What the task asks: From the records below, copy every line that contains the word "القرآن".
————————
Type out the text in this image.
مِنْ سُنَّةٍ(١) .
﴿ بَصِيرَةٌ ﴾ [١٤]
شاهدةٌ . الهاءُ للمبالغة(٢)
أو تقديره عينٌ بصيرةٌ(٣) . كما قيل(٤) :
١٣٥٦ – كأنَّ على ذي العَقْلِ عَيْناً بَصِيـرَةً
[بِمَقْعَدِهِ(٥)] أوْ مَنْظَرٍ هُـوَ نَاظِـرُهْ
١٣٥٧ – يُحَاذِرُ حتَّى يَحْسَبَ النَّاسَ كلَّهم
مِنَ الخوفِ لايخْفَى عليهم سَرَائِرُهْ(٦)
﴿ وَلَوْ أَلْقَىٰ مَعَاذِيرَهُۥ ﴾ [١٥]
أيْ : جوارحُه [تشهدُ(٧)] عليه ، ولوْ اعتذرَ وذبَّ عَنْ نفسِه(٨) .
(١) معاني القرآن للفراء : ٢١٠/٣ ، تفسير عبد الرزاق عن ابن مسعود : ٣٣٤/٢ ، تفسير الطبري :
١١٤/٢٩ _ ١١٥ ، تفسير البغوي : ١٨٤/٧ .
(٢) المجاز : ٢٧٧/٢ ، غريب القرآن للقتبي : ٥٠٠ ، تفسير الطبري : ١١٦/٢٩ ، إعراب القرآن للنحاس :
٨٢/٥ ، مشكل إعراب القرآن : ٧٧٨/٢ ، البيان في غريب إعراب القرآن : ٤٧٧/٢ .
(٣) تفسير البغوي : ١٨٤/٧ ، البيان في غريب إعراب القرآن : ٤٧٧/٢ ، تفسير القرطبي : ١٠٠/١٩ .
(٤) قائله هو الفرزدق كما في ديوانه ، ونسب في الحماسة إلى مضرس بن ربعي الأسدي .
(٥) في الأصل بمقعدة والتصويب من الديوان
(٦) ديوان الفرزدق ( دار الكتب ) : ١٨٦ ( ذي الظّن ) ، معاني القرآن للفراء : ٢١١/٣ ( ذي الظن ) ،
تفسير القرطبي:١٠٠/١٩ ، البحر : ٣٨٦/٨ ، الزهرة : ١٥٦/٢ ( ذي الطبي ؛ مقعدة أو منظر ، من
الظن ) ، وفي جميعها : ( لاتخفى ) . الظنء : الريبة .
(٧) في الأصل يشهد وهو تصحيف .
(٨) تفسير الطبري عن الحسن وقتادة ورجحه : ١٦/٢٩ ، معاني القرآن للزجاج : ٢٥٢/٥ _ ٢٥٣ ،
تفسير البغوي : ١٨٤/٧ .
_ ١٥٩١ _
————————
Answer to the problem:
(١) معاني القرآن للفراء : ٢١٠/٣ ، تفسير عبد الرزاق عن ابن مسعود : ٣٣٤/٢ ، تفسير الطبري :
(٢) المجاز : ٢٧٧/٢ ، غريب القرآن للقتبي : ٥٠٠ ، تفسير الطبري : ١١٦/٢٩ ، إعراب القرآن للنحاس :
٨٢/٥ ، مشكل إعراب القرآن : ٧٧٨/٢ ، البيان في غريب إعراب القرآن : ٤٧٧/٢ .
(٣) تفسير البغوي : ١٨٤/٧ ، البيان في غريب إعراب القرآن : ٤٧٧/٢ ، تفسير القرطبي : ١٠٠/١٩ .
(٦) ديوان الفرزدق ( دار الكتب ) : ١٨٦ ( ذي الظّن ) ، معاني القرآن للفراء : ٢١١/٣ ( ذي الظن ) ،
(٨) تفسير الطبري عن الحسن وقتادة ورجحه : ١٦/٢٩ ، معاني القرآن للزجاج : ٢٥٢/٥ _ ٢٥٣ ،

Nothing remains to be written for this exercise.